"""

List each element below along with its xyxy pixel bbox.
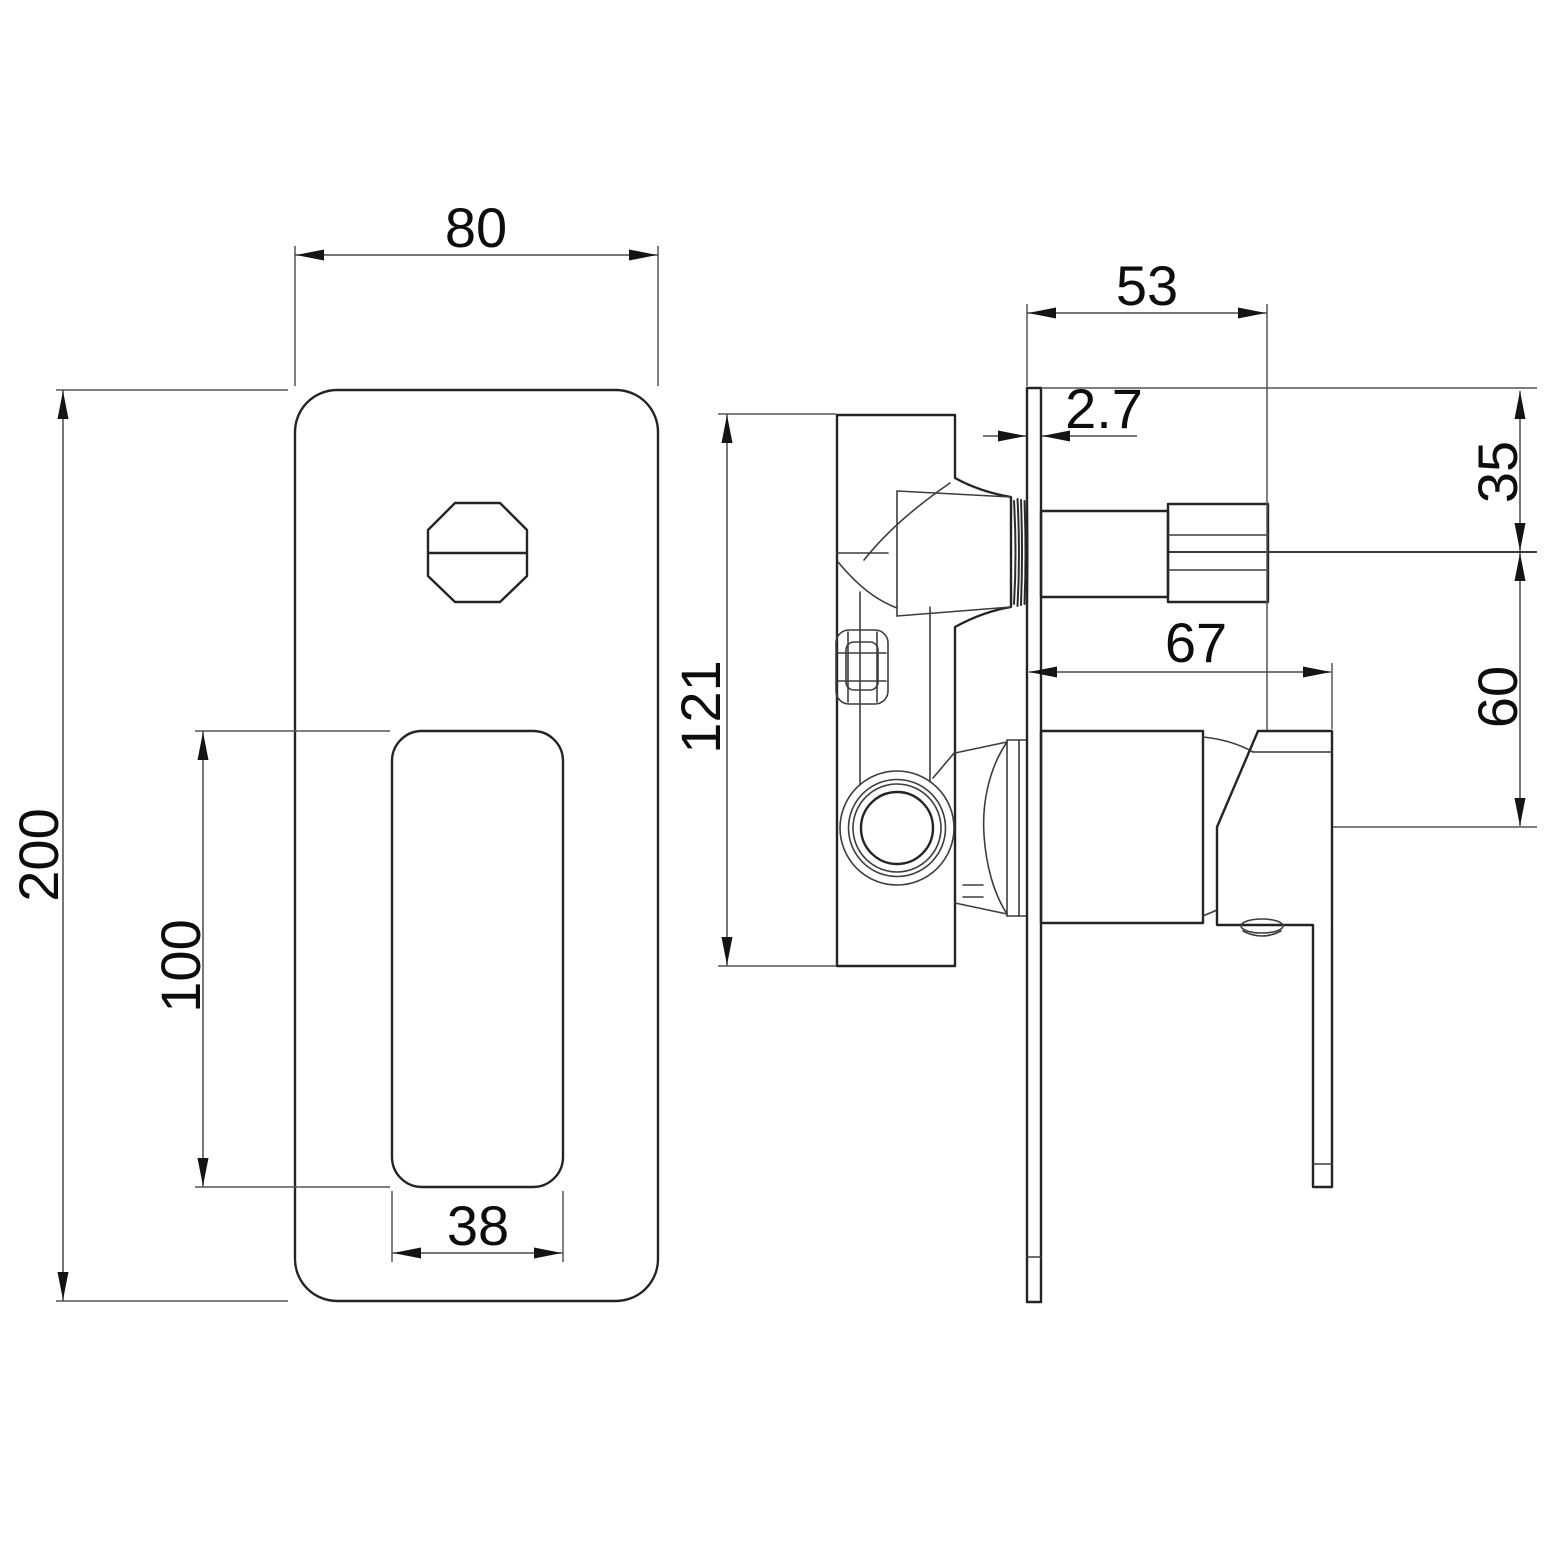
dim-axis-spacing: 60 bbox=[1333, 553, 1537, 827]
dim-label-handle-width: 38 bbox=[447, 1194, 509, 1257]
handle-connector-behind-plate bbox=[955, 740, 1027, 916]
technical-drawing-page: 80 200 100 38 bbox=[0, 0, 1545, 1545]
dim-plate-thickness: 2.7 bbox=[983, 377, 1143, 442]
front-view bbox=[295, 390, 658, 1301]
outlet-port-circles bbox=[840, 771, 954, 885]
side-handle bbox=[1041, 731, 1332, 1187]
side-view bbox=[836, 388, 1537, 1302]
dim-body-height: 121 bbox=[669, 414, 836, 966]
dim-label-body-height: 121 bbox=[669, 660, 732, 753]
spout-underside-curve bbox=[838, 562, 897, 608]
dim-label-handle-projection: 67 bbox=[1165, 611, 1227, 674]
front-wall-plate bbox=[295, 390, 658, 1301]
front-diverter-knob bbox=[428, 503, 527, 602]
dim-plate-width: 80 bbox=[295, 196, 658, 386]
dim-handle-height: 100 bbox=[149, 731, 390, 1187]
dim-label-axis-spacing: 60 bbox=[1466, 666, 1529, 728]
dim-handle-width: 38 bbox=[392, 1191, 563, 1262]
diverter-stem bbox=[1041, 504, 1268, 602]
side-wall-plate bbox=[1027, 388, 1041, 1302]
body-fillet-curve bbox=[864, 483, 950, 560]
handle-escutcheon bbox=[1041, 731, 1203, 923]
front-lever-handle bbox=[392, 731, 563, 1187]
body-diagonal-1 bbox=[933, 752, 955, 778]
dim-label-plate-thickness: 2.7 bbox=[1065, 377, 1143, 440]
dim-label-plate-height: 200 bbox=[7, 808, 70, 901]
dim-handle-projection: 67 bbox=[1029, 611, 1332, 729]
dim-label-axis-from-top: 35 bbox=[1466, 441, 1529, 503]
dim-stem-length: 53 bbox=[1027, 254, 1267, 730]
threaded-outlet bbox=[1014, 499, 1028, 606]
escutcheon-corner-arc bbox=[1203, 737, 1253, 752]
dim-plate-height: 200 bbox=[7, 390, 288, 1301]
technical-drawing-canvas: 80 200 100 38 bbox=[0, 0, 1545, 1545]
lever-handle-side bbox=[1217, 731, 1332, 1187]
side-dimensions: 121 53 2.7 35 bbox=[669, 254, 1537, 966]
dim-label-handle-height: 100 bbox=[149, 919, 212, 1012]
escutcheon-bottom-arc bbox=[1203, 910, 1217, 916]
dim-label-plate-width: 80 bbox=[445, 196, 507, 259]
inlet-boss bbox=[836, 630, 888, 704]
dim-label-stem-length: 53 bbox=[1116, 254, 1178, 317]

"""

BRIEF
Copy the whole listing above line for line, without the picture.

FULL SOLUTION
List each element below along with its xyxy pixel bbox.
dim-axis-spacing: 60 bbox=[1333, 553, 1537, 827]
dim-label-handle-width: 38 bbox=[447, 1194, 509, 1257]
handle-connector-behind-plate bbox=[955, 740, 1027, 916]
technical-drawing-page: 80 200 100 38 bbox=[0, 0, 1545, 1545]
dim-plate-thickness: 2.7 bbox=[983, 377, 1143, 442]
front-view bbox=[295, 390, 658, 1301]
outlet-port-circles bbox=[840, 771, 954, 885]
side-handle bbox=[1041, 731, 1332, 1187]
side-view bbox=[836, 388, 1537, 1302]
dim-body-height: 121 bbox=[669, 414, 836, 966]
dim-label-body-height: 121 bbox=[669, 660, 732, 753]
spout-underside-curve bbox=[838, 562, 897, 608]
dim-label-handle-projection: 67 bbox=[1165, 611, 1227, 674]
front-wall-plate bbox=[295, 390, 658, 1301]
front-diverter-knob bbox=[428, 503, 527, 602]
dim-plate-width: 80 bbox=[295, 196, 658, 386]
dim-handle-height: 100 bbox=[149, 731, 390, 1187]
dim-label-axis-spacing: 60 bbox=[1466, 666, 1529, 728]
dim-handle-width: 38 bbox=[392, 1191, 563, 1262]
diverter-stem bbox=[1041, 504, 1268, 602]
side-wall-plate bbox=[1027, 388, 1041, 1302]
body-fillet-curve bbox=[864, 483, 950, 560]
handle-escutcheon bbox=[1041, 731, 1203, 923]
front-lever-handle bbox=[392, 731, 563, 1187]
body-diagonal-1 bbox=[933, 752, 955, 778]
dim-label-plate-thickness: 2.7 bbox=[1065, 377, 1143, 440]
dim-label-plate-height: 200 bbox=[7, 808, 70, 901]
dim-handle-projection: 67 bbox=[1029, 611, 1332, 729]
dim-label-axis-from-top: 35 bbox=[1466, 441, 1529, 503]
dim-stem-length: 53 bbox=[1027, 254, 1267, 730]
threaded-outlet bbox=[1014, 499, 1028, 606]
escutcheon-corner-arc bbox=[1203, 737, 1253, 752]
dim-plate-height: 200 bbox=[7, 390, 288, 1301]
technical-drawing-canvas: 80 200 100 38 bbox=[0, 0, 1545, 1545]
lever-handle-side bbox=[1217, 731, 1332, 1187]
side-dimensions: 121 53 2.7 35 bbox=[669, 254, 1537, 966]
dim-label-handle-height: 100 bbox=[149, 919, 212, 1012]
escutcheon-bottom-arc bbox=[1203, 910, 1217, 916]
dim-label-plate-width: 80 bbox=[445, 196, 507, 259]
inlet-boss bbox=[836, 630, 888, 704]
dim-label-stem-length: 53 bbox=[1116, 254, 1178, 317]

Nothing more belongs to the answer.